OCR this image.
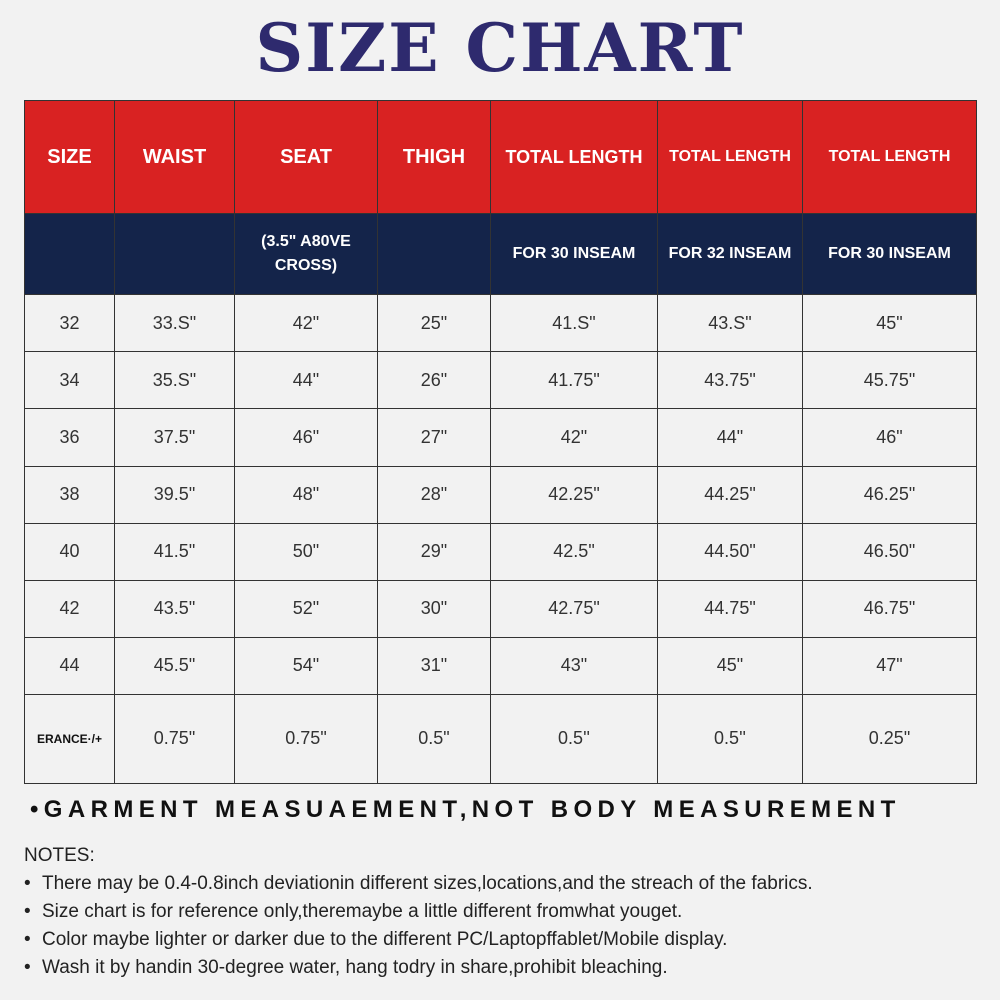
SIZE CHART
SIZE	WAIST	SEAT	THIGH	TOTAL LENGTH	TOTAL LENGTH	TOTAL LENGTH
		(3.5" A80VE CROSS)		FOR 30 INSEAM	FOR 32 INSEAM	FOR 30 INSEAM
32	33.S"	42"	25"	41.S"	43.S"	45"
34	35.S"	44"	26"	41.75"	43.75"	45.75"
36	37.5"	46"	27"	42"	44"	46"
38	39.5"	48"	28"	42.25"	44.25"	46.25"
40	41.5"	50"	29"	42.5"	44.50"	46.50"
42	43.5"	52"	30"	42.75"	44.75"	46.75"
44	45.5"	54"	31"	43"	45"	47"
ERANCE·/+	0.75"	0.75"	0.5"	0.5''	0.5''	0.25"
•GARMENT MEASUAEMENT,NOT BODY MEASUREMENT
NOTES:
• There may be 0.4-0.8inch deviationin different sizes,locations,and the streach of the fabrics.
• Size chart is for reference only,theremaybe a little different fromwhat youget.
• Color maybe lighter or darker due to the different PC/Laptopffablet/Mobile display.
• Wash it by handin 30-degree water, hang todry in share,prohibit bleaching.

* * * *

▶ EXERCISE: Select the lines from the entries that include the word "different".

▶ RESPONSE BELOW:
• There may be 0.4-0.8inch deviationin different sizes,locations,and the streach of the fabrics.
• Size chart is for reference only,theremaybe a little different fromwhat youget.
• Color maybe lighter or darker due to the different PC/Laptopffablet/Mobile display.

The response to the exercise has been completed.